Instruction: Copy out all the records exactly.
START Data entries
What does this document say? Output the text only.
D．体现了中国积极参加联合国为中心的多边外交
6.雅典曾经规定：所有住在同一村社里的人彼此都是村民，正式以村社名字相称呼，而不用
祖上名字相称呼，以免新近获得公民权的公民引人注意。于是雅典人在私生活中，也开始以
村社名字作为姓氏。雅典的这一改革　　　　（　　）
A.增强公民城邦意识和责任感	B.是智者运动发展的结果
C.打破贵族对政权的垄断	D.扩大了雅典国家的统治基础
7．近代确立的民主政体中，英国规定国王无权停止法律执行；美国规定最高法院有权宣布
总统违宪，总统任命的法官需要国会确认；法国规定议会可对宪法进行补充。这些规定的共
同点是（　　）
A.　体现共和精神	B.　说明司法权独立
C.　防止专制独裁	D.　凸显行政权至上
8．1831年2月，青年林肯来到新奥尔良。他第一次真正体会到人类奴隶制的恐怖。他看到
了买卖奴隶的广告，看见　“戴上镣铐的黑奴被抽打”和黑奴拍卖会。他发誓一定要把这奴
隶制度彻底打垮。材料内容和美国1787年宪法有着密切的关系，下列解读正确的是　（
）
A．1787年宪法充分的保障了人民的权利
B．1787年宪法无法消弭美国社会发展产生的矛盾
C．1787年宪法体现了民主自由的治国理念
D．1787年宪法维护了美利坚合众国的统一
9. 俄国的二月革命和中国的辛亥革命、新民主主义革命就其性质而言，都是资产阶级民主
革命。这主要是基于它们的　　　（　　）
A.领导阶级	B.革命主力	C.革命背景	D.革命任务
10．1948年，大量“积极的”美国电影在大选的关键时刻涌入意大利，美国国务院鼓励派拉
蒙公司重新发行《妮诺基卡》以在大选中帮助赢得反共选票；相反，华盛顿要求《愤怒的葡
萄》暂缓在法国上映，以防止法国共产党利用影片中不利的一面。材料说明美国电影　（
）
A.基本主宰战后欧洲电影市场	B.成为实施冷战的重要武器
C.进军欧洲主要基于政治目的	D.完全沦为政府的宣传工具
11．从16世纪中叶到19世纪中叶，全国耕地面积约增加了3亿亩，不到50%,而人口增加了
END Data entries
Answer for this exercise:
What does this document say? Output the text only.
D．体现了中国积极参加联合国为中心的多边外交
6.雅典曾经规定：所有住在同一村社里的人彼此都是村民，正式以村社名字相称呼，而不用
祖上名字相称呼，以免新近获得公民权的公民引人注意。于是雅典人在私生活中，也开始以
村社名字作为姓氏。雅典的这一改革　　　　（　　）
A.增强公民城邦意识和责任感	B.是智者运动发展的结果
C.打破贵族对政权的垄断	D.扩大了雅典国家的统治基础
7．近代确立的民主政体中，英国规定国王无权停止法律执行；美国规定最高法院有权宣布
总统违宪，总统任命的法官需要国会确认；法国规定议会可对宪法进行补充。这些规定的共
同点是（　　）
A.　体现共和精神	B.　说明司法权独立
C.　防止专制独裁	D.　凸显行政权至上
8．1831年2月，青年林肯来到新奥尔良。他第一次真正体会到人类奴隶制的恐怖。他看到
了买卖奴隶的广告，看见　“戴上镣铐的黑奴被抽打”和黑奴拍卖会。他发誓一定要把这奴
隶制度彻底打垮。材料内容和美国1787年宪法有着密切的关系，下列解读正确的是　（
）
A．1787年宪法充分的保障了人民的权利
B．1787年宪法无法消弭美国社会发展产生的矛盾
C．1787年宪法体现了民主自由的治国理念
D．1787年宪法维护了美利坚合众国的统一
9. 俄国的二月革命和中国的辛亥革命、新民主主义革命就其性质而言，都是资产阶级民主
革命。这主要是基于它们的　　　（　　）
A.领导阶级	B.革命主力	C.革命背景	D.革命任务
10．1948年，大量“积极的”美国电影在大选的关键时刻涌入意大利，美国国务院鼓励派拉
蒙公司重新发行《妮诺基卡》以在大选中帮助赢得反共选票；相反，华盛顿要求《愤怒的葡
萄》暂缓在法国上映，以防止法国共产党利用影片中不利的一面。材料说明美国电影　（
）
A.基本主宰战后欧洲电影市场	B.成为实施冷战的重要武器
C.进军欧洲主要基于政治目的	D.完全沦为政府的宣传工具
11．从16世纪中叶到19世纪中叶，全国耕地面积约增加了3亿亩，不到50%,而人口增加了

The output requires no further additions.